Dataset records>
>>

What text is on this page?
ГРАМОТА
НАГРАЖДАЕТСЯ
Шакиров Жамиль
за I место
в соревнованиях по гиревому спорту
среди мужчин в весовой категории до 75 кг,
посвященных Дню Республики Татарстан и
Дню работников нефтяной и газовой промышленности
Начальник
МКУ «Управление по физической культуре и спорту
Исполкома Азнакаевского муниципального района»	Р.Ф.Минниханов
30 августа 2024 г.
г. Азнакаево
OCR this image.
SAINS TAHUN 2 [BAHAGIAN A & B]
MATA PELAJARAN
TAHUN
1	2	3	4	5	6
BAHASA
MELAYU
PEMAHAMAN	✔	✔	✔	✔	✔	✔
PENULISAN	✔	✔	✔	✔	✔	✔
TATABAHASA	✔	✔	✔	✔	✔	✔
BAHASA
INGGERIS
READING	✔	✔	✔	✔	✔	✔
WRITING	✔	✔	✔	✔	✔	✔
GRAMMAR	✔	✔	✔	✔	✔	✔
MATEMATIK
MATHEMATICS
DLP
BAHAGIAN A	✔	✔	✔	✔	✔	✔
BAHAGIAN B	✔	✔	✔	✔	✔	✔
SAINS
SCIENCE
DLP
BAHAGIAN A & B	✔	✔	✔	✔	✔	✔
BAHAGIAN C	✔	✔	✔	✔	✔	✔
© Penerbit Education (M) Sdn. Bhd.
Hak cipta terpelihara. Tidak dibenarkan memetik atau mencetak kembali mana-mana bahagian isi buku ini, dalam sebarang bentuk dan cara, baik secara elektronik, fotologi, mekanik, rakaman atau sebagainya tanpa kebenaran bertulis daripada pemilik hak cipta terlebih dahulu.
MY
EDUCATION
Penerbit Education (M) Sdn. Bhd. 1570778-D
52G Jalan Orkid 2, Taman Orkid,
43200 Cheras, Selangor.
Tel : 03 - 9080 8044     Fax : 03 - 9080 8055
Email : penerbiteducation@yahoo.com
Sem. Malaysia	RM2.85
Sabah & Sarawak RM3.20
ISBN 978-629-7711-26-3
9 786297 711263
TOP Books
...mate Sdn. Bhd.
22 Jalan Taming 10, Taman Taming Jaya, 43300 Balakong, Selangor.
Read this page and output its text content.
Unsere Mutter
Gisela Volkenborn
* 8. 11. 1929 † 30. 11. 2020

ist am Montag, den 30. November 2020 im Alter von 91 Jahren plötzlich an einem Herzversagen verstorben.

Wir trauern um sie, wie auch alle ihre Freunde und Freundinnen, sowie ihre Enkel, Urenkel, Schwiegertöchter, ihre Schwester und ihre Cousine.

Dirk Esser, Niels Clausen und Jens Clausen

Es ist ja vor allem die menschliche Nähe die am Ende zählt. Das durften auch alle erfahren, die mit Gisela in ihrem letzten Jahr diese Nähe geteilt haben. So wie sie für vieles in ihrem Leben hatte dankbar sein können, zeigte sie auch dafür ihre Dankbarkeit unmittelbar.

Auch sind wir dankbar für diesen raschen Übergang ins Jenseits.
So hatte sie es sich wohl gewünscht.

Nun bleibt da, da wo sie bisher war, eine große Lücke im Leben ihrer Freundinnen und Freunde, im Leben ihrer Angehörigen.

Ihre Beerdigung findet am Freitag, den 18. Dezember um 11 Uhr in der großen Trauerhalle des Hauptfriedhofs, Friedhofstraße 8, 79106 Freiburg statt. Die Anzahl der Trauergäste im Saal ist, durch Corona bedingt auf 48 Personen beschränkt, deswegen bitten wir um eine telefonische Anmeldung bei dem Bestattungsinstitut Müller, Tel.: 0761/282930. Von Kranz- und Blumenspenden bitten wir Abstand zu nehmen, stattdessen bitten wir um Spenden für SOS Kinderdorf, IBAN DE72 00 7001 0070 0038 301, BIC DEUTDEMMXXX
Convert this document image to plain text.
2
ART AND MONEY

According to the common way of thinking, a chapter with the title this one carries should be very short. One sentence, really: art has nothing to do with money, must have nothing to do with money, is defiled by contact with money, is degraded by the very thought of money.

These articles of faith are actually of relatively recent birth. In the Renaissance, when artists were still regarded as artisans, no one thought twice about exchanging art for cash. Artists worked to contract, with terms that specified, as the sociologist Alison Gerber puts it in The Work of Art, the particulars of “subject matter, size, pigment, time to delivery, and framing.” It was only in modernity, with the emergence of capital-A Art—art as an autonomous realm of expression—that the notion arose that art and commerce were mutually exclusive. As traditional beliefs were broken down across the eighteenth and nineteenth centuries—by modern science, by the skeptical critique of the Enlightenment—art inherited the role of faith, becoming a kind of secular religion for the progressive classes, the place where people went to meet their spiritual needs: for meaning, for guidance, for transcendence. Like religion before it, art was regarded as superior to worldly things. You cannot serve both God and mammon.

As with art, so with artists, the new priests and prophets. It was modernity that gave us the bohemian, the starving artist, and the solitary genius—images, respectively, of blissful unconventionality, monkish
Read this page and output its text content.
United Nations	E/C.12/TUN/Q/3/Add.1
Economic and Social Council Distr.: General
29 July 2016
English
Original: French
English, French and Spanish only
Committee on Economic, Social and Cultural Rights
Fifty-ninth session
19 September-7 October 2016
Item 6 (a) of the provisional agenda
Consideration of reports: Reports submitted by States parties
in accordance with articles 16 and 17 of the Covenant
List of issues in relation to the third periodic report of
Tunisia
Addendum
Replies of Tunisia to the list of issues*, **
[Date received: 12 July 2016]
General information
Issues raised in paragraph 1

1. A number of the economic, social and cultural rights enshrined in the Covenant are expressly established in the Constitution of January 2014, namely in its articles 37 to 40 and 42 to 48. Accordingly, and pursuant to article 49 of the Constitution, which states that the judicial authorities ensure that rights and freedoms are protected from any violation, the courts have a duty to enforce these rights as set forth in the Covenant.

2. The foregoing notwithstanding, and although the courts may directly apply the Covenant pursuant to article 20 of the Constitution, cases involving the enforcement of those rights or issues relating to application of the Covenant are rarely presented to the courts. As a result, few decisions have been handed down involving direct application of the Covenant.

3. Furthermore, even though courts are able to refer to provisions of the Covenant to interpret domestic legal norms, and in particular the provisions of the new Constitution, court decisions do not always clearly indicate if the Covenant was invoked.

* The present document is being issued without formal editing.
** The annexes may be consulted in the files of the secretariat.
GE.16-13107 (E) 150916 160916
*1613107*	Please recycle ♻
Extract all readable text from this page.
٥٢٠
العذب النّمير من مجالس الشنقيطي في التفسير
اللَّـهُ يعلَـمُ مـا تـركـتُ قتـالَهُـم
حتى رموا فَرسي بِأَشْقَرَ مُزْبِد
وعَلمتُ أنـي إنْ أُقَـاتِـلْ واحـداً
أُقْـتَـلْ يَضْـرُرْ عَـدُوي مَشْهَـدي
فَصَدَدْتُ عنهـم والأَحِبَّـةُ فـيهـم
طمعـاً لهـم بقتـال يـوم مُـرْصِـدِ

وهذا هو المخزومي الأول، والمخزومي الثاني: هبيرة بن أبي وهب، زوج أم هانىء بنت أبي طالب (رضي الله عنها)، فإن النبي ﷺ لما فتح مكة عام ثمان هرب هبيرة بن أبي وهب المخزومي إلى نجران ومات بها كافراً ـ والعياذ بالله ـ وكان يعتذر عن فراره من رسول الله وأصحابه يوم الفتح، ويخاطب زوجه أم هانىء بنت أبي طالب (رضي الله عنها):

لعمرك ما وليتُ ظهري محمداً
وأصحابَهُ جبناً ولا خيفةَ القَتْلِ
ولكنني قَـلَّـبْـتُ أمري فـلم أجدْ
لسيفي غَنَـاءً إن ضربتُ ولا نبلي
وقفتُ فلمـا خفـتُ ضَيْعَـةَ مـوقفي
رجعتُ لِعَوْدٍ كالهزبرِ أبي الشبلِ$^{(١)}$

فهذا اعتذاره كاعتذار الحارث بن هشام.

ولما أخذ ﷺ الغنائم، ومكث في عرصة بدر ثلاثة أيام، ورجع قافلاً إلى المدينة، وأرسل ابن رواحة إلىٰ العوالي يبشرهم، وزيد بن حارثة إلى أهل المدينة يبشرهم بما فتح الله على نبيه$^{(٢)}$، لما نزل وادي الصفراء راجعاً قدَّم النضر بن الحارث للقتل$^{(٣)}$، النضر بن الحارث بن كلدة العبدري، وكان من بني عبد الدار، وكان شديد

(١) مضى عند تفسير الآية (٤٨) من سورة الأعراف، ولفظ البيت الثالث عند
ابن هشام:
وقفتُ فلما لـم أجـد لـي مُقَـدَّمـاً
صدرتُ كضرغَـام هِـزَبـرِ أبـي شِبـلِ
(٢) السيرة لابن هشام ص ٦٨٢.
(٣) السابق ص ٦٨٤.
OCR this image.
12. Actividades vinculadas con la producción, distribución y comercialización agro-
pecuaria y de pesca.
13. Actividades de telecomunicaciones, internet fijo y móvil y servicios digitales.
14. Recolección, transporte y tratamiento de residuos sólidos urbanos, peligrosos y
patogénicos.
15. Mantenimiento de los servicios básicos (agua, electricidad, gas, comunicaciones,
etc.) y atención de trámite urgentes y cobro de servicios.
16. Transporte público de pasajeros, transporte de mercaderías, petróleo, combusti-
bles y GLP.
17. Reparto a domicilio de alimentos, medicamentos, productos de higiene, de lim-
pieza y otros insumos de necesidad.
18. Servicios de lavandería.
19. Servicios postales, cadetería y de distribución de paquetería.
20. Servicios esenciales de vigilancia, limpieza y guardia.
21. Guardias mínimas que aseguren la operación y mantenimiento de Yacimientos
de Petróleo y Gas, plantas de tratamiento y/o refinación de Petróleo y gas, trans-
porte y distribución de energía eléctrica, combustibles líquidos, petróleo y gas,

<<

Problem> Gather each line of the listing that holds the string "distribución".

Exercise answer>
12. Actividades vinculadas con la producción, distribución y comercialización agro-
19. Servicios postales, cadetería y de distribución de paquetería.
porte y distribución de energía eléctrica, combustibles líquidos, petróleo y gas,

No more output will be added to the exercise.